**Task brief**.
Using the material below, copy every line where "this" appears.

**Collection entries**.
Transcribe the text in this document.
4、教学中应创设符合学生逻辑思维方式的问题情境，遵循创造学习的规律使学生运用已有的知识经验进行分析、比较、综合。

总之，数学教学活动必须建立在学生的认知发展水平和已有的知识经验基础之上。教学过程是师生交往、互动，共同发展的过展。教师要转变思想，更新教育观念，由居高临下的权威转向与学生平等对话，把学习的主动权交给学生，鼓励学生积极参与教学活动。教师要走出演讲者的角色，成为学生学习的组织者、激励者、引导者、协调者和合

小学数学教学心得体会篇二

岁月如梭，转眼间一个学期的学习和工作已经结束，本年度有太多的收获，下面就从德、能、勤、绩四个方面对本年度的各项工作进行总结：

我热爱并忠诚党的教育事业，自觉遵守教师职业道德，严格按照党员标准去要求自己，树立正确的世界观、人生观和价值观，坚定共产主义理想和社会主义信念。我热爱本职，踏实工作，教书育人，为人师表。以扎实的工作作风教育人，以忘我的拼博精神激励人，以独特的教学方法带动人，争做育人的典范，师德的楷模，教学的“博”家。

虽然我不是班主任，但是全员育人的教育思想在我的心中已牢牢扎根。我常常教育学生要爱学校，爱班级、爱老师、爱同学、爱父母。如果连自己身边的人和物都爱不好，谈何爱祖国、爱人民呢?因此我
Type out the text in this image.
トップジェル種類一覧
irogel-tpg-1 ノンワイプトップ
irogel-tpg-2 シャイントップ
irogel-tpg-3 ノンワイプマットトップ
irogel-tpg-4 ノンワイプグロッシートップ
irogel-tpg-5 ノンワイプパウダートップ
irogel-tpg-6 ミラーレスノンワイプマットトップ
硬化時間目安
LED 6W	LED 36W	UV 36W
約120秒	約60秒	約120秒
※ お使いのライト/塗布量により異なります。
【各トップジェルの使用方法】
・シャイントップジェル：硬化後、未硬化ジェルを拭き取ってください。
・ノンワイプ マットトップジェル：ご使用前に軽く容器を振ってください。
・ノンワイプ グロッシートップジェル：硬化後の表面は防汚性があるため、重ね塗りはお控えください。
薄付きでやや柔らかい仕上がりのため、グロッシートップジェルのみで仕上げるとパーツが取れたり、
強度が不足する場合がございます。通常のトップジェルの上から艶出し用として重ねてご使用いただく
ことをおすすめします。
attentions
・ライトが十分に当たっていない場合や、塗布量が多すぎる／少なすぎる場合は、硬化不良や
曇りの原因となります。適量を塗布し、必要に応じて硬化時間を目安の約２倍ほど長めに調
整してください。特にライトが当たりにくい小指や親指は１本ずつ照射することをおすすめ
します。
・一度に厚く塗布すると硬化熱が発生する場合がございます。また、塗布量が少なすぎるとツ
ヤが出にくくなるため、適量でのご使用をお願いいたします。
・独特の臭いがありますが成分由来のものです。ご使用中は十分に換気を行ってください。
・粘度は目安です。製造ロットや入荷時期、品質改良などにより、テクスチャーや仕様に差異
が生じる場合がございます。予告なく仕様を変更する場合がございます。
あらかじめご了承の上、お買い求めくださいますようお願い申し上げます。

**Task output**.
Transcribe the text in this document.
Type out the text in this image.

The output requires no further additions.